[start]
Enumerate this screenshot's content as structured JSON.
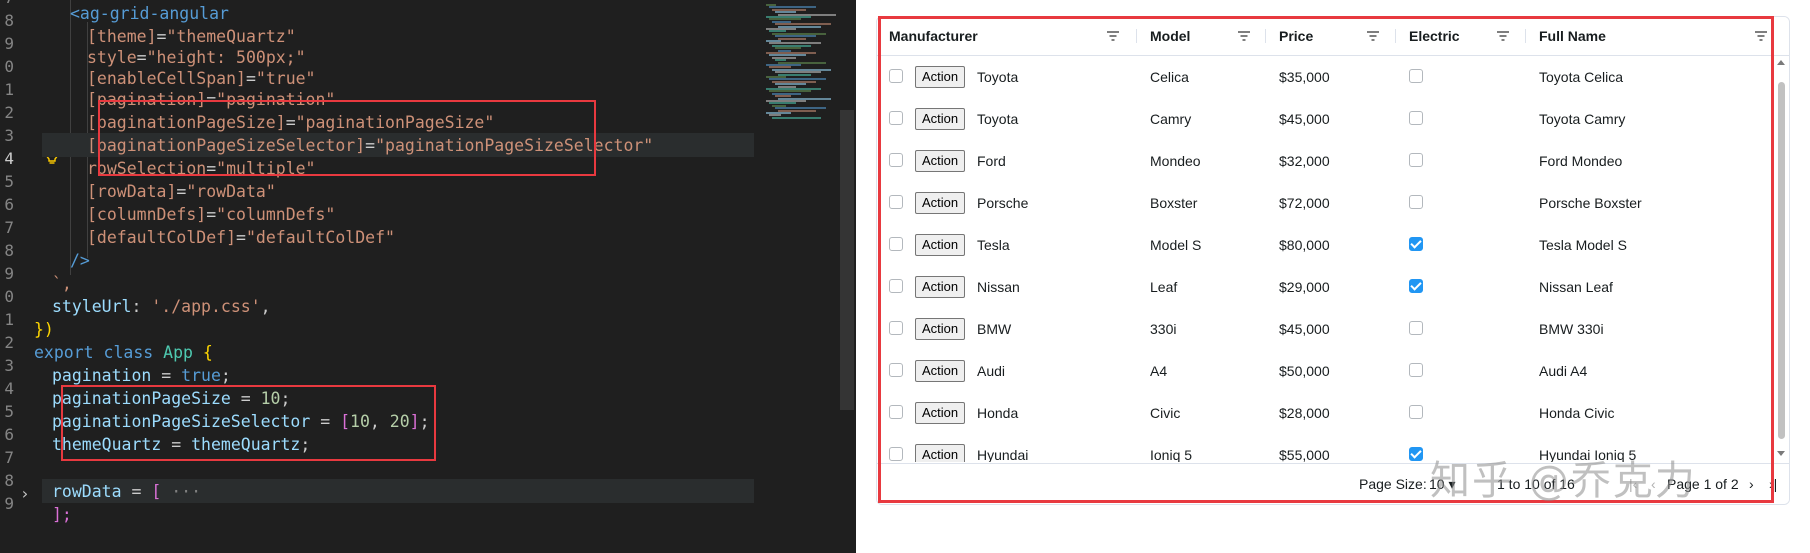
[end]
[start]
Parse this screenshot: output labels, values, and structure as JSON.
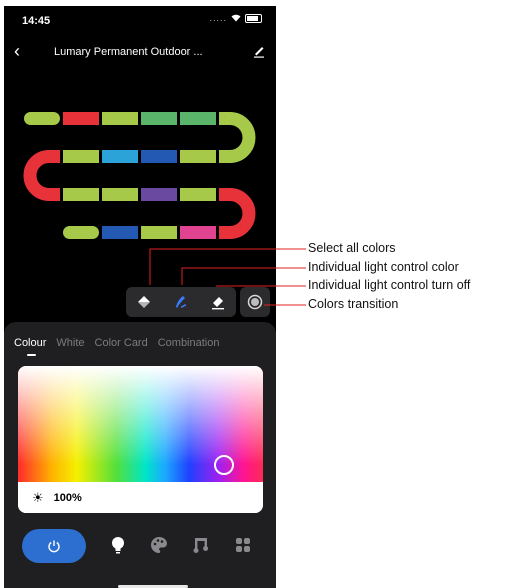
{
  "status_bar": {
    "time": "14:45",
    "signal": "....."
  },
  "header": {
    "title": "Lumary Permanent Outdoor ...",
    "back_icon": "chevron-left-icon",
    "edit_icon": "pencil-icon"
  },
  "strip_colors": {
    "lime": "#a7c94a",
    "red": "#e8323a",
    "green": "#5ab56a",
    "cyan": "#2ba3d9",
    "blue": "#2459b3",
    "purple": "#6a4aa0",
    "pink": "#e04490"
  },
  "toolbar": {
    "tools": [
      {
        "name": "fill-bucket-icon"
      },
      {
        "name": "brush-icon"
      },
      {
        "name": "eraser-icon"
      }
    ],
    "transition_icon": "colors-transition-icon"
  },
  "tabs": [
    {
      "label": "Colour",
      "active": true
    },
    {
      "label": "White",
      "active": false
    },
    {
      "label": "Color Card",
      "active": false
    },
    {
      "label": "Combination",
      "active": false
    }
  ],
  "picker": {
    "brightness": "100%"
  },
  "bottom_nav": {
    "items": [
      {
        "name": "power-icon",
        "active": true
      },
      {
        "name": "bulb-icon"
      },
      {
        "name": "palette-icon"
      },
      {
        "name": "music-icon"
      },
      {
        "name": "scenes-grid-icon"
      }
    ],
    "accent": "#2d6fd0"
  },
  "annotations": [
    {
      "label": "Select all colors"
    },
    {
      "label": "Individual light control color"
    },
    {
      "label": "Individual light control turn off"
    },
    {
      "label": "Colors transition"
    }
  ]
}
[end]
[start]
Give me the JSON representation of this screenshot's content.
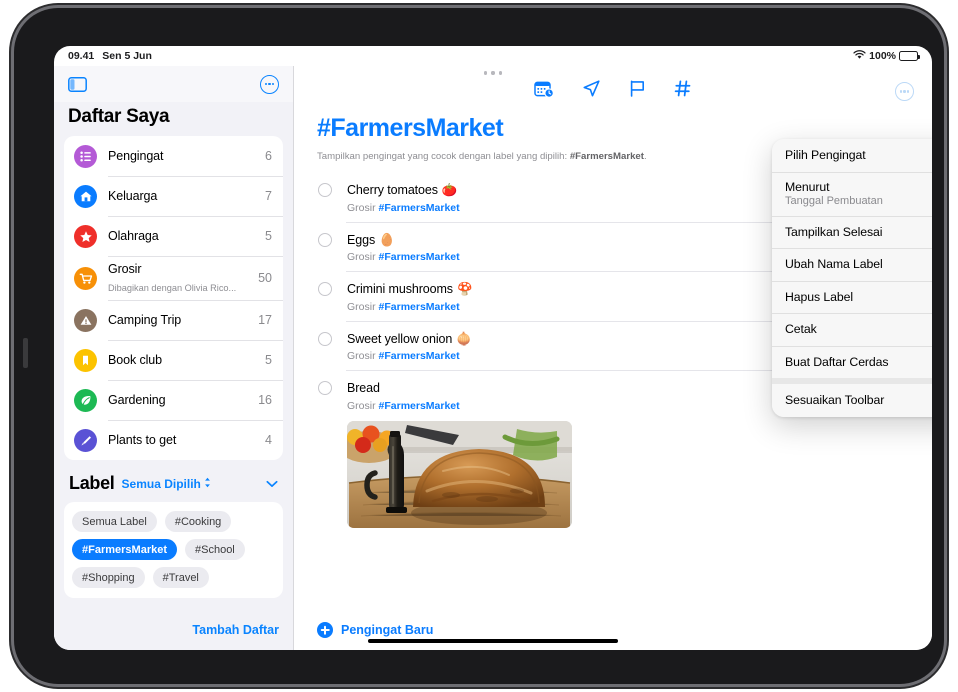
[end]
Say, as a number only, how many lines of the data contain "content".

> [CORRECT ANSWER]:
2